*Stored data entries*
☆ ☆ ☆ ☆ ☆ ☆ ☆
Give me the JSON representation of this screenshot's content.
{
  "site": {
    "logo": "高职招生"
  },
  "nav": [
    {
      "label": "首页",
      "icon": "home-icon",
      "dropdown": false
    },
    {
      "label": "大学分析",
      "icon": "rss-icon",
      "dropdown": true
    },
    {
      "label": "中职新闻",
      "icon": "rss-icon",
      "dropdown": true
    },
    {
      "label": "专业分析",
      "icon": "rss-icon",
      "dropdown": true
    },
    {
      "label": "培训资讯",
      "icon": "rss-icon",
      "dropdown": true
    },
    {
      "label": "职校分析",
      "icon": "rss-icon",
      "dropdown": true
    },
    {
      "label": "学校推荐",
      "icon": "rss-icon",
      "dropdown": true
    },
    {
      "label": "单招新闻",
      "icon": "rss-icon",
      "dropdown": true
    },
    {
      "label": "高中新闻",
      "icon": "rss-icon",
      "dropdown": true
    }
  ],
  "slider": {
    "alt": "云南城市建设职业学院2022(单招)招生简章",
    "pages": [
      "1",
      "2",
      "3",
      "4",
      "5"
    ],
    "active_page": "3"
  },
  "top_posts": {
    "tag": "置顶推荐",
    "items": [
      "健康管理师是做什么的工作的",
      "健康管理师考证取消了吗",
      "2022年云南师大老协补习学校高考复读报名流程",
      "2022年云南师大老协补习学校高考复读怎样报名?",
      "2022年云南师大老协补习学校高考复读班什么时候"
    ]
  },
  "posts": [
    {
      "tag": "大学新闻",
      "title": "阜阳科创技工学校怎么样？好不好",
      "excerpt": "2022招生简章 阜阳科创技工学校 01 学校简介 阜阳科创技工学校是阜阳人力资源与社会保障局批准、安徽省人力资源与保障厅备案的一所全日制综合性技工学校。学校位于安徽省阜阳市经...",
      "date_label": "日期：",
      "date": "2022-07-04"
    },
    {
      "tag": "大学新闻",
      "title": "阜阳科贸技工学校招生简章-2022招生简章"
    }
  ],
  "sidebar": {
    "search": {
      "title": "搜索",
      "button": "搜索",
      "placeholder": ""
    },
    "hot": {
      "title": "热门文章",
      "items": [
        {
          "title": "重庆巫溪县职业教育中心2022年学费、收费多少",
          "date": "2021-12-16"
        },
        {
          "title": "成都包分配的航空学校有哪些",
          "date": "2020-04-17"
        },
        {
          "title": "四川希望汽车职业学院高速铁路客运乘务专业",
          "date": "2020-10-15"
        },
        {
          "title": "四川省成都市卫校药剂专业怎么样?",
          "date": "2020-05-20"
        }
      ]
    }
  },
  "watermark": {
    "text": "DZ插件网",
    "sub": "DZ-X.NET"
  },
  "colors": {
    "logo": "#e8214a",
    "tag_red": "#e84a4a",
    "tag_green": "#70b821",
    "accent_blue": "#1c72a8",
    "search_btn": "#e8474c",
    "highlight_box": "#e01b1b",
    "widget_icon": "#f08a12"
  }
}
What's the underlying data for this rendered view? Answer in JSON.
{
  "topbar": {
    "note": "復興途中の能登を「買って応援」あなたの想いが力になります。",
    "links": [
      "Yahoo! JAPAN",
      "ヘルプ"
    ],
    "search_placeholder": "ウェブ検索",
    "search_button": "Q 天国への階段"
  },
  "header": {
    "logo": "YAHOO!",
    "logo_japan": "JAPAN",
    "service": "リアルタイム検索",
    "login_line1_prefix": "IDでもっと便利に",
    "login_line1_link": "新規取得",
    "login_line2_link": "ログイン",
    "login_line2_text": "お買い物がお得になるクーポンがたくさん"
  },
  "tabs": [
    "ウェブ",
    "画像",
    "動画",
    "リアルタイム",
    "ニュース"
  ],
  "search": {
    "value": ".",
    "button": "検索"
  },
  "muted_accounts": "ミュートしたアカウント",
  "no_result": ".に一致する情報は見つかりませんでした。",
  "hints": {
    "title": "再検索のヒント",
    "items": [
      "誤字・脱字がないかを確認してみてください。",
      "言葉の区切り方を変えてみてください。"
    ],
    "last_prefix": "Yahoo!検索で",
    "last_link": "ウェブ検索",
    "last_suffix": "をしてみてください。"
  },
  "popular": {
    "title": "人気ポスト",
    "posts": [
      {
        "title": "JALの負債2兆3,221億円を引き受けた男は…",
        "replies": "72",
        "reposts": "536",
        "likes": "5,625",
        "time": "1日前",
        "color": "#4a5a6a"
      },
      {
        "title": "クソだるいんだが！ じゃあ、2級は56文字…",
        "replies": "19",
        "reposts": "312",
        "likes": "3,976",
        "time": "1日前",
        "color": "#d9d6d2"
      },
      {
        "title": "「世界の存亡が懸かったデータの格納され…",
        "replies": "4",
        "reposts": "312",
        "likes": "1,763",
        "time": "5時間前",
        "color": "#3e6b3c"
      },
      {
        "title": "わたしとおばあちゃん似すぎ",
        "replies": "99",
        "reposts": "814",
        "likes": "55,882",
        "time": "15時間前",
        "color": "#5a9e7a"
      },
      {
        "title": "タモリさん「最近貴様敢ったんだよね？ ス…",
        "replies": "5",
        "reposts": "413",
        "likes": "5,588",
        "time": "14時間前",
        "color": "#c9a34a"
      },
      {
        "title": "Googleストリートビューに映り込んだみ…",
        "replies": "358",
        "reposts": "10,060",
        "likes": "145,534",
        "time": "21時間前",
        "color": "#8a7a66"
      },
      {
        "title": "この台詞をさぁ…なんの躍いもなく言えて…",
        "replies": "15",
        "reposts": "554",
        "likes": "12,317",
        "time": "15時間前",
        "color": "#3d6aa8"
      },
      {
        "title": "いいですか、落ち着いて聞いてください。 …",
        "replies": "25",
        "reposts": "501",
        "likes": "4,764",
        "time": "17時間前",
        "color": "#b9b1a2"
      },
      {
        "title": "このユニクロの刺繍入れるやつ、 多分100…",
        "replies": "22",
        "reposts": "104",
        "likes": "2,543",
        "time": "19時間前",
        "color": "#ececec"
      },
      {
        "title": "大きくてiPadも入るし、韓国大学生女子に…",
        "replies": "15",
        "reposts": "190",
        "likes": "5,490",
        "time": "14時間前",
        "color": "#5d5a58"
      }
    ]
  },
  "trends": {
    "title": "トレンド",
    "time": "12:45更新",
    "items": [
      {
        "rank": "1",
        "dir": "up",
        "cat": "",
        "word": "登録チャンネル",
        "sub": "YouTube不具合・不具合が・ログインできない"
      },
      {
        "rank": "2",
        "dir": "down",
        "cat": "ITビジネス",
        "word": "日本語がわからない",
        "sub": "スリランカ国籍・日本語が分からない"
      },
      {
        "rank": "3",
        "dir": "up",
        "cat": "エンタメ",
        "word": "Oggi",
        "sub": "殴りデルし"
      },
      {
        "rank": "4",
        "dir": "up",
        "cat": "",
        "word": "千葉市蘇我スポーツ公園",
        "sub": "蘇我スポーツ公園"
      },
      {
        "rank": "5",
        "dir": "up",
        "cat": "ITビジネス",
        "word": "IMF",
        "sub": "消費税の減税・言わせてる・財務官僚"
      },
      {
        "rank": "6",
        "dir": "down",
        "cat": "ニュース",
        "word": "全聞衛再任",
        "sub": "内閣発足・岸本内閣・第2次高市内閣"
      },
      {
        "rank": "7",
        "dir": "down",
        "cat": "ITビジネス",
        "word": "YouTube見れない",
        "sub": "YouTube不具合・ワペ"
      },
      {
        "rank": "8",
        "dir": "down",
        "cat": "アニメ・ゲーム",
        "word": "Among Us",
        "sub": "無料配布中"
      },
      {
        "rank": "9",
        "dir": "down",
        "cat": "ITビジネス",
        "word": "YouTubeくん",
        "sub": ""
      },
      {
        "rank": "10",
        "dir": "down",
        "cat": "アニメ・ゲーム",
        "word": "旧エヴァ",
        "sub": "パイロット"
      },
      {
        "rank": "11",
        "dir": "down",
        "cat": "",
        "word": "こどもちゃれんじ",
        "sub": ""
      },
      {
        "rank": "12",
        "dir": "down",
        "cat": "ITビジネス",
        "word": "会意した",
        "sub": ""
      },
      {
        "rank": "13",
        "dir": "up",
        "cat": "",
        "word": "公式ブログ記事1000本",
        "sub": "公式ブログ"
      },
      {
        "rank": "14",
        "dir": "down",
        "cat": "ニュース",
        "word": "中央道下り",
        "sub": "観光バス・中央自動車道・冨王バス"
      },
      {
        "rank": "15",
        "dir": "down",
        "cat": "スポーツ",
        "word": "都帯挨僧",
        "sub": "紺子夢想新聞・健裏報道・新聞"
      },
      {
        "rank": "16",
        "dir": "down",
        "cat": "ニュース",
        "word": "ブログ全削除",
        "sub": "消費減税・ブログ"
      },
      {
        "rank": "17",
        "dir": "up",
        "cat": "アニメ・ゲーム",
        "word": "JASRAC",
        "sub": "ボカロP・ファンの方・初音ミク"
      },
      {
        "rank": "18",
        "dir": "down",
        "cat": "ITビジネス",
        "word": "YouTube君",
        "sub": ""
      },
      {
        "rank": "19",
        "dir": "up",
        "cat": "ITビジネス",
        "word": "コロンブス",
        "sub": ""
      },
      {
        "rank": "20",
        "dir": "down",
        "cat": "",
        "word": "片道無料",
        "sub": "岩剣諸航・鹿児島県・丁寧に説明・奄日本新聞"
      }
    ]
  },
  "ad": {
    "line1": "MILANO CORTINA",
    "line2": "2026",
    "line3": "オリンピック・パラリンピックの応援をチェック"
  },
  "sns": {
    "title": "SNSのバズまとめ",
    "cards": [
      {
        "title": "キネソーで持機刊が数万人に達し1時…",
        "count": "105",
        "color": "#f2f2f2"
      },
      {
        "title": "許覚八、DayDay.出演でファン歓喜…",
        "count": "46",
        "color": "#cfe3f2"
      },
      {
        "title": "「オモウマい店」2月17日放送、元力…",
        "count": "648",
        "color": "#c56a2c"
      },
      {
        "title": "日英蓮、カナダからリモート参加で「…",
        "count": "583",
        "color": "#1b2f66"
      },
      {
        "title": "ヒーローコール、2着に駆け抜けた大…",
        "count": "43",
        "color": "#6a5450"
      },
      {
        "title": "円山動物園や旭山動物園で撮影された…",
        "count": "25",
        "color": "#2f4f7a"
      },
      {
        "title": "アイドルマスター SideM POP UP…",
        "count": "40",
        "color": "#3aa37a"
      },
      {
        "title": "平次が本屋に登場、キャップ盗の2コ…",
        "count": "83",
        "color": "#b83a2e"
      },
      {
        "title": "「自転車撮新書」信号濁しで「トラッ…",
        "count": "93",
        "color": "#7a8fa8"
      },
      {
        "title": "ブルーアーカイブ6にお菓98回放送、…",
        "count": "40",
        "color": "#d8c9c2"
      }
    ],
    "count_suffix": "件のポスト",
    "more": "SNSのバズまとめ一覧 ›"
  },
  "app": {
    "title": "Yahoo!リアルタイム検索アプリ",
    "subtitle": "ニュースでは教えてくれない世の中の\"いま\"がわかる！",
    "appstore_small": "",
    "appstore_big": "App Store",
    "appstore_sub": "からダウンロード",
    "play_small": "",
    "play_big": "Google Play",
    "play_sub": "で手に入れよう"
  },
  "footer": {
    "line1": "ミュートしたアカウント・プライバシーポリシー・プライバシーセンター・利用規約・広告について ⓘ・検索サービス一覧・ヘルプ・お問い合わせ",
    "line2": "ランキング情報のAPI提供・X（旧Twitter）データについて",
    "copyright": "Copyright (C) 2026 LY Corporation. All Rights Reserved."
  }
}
☆ ☆ ☆ ☆ ☆ ☆ ☆
*Direction*
In the listing, how many lines hold "likes"? Answer with a bare number.

*Expected answer*
10